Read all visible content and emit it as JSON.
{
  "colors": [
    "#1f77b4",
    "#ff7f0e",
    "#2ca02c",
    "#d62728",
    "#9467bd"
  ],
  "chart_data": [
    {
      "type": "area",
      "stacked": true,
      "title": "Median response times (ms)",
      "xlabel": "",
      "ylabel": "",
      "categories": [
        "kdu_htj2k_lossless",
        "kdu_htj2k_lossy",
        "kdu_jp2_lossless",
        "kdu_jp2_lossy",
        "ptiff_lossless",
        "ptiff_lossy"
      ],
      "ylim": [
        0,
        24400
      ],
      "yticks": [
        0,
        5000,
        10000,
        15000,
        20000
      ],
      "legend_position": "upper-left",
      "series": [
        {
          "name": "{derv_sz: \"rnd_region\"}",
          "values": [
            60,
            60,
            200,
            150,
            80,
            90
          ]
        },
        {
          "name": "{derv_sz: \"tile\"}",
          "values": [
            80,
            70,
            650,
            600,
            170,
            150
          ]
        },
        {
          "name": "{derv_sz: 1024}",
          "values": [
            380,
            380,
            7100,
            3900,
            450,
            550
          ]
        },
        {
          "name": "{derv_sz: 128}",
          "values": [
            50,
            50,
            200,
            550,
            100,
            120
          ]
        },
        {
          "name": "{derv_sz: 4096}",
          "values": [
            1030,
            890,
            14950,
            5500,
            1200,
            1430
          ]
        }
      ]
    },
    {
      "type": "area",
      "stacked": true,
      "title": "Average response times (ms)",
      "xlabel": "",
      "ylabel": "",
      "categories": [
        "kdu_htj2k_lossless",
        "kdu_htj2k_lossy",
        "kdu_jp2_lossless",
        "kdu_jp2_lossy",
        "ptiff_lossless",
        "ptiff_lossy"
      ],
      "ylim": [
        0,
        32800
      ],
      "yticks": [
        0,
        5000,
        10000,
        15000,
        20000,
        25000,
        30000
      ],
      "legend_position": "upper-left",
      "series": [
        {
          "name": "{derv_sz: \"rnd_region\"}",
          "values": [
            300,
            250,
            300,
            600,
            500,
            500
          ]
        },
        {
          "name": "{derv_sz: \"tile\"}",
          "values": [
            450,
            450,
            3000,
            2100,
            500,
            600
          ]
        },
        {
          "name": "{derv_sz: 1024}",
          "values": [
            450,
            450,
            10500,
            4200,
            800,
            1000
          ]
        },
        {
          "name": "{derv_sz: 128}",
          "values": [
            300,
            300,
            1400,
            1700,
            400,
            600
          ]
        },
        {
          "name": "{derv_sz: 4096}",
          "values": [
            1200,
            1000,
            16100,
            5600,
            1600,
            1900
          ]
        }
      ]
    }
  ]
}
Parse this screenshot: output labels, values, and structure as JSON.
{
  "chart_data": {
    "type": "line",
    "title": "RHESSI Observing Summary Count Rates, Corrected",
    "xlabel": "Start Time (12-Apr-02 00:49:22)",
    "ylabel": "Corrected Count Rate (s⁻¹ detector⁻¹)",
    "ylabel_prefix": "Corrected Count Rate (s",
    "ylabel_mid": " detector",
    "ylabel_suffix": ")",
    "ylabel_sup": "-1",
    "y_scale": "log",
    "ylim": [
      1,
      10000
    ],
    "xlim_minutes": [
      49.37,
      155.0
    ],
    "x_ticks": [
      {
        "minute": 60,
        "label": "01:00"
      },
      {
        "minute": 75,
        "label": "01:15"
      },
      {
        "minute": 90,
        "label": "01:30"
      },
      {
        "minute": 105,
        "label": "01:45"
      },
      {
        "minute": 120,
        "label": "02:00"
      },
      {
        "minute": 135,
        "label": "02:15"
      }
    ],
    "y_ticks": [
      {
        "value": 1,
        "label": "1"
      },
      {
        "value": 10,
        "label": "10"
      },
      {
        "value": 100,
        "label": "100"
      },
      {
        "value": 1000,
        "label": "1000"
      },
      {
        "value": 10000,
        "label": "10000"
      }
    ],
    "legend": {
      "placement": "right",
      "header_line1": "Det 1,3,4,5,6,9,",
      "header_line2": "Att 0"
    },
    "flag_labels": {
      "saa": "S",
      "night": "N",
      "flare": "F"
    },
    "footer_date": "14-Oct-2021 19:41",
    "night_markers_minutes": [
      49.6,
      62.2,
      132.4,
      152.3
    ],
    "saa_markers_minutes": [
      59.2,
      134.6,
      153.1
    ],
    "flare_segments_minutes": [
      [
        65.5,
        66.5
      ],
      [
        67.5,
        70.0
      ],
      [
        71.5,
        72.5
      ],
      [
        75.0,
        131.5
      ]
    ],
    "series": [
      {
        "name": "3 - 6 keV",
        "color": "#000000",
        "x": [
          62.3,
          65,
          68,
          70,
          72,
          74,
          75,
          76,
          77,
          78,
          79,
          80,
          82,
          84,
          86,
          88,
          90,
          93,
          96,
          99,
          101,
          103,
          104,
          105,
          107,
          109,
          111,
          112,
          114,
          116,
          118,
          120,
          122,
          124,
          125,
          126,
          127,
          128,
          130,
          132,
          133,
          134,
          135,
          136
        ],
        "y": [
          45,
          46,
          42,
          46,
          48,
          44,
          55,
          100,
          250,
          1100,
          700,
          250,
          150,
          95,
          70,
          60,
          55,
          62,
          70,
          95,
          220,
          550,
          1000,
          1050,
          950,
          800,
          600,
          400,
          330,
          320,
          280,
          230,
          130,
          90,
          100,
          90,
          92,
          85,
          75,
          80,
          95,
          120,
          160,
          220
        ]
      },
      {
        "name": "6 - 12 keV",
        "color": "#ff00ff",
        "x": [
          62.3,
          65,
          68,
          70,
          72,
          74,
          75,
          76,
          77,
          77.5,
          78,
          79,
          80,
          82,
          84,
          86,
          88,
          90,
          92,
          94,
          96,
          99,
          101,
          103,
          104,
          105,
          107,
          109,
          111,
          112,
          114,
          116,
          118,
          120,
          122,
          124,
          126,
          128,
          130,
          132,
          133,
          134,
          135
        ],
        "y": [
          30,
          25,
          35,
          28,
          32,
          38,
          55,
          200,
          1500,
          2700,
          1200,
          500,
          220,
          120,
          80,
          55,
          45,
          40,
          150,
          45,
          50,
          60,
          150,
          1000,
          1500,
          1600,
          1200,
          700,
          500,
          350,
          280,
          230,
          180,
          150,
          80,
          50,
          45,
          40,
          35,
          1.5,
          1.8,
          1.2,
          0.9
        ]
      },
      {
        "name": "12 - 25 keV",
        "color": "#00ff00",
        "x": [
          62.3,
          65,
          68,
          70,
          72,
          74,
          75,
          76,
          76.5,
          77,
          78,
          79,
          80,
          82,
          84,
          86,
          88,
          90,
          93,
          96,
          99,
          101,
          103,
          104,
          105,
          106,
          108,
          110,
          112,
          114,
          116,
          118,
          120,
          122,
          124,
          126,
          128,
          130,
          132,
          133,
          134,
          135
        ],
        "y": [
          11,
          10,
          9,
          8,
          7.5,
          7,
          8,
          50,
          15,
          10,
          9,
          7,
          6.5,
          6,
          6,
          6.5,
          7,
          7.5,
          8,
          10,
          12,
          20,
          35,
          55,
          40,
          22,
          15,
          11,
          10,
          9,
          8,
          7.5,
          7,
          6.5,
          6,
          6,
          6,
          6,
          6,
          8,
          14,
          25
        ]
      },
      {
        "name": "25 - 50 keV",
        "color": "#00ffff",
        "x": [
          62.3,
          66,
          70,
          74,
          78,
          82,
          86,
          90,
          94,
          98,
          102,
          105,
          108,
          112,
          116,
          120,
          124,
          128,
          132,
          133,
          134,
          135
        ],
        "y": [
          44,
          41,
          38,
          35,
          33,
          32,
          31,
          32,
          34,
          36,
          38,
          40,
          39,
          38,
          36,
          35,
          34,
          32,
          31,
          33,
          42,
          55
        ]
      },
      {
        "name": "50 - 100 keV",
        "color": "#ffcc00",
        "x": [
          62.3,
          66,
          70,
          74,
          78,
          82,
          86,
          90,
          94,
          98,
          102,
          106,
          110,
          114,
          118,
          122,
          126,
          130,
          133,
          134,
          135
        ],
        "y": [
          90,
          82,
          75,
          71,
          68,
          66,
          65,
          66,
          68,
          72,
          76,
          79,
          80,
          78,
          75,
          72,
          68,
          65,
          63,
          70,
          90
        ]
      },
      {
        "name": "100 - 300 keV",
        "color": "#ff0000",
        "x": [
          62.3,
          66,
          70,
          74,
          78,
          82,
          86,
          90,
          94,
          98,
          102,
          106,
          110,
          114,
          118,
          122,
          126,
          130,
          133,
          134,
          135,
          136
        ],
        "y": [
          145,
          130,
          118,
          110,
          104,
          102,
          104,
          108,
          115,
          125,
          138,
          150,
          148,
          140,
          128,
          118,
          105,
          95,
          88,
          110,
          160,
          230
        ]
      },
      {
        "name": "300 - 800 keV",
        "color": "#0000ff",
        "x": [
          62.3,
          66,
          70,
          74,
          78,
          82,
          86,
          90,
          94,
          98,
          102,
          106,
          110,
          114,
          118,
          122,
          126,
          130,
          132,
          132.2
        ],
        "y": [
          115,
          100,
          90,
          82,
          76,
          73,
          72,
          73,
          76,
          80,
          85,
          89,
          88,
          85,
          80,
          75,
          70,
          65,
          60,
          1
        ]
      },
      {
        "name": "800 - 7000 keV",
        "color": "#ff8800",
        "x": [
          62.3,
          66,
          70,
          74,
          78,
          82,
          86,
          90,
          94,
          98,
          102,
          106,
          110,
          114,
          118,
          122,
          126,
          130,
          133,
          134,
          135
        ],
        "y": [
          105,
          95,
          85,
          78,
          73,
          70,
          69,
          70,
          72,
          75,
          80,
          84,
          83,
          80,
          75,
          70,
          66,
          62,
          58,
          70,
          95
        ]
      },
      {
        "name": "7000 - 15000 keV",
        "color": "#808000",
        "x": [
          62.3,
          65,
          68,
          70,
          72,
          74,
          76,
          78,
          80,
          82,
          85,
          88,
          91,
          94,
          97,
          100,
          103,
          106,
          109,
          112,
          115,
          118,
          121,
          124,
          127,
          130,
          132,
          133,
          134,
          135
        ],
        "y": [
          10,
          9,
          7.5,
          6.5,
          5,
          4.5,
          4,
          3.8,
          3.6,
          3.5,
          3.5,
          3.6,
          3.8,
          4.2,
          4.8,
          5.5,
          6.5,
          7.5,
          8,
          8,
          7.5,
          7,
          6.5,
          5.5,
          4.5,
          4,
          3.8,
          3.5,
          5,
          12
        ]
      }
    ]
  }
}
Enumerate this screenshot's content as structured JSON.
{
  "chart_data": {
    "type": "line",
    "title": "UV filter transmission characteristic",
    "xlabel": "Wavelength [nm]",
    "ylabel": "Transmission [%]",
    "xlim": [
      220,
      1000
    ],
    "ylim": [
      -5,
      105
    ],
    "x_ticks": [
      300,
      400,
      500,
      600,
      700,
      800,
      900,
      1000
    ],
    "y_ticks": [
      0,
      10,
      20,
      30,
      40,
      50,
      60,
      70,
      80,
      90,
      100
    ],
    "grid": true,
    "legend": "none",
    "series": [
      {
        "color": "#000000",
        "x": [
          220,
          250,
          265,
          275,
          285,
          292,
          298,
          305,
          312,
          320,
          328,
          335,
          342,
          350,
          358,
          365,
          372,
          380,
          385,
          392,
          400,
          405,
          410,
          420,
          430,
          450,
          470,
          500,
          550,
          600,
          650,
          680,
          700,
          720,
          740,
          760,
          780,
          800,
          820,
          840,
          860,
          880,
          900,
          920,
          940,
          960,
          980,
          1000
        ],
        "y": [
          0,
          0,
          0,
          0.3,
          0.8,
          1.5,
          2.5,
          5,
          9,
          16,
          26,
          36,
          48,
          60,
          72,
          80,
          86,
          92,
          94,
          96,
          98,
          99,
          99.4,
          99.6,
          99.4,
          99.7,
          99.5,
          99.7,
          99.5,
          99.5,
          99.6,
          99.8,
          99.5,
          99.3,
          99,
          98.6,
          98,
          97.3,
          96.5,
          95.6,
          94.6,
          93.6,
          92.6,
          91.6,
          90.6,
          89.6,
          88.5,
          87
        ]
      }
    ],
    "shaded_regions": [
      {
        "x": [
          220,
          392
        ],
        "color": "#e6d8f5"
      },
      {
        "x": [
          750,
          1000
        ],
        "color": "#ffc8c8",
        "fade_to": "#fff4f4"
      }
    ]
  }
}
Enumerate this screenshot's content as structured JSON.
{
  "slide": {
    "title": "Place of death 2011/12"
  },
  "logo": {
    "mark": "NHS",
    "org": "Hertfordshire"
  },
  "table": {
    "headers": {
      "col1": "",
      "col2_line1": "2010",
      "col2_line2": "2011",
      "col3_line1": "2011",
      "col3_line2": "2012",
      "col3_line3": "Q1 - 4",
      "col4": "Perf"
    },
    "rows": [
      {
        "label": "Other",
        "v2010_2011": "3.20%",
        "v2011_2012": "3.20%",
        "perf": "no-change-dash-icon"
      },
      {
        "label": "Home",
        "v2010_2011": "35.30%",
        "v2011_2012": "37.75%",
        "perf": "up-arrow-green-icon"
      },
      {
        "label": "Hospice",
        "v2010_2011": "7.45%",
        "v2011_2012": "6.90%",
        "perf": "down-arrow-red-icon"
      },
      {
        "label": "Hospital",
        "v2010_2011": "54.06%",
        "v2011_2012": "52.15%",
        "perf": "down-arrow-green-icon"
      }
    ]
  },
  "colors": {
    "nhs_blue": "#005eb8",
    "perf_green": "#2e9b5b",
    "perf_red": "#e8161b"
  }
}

+--

> [EXERCISE TASK]: Reply with the number of lines in the preceding entries that contain "arrow", and no other words.

> [EXPECTED ANSWER]: 3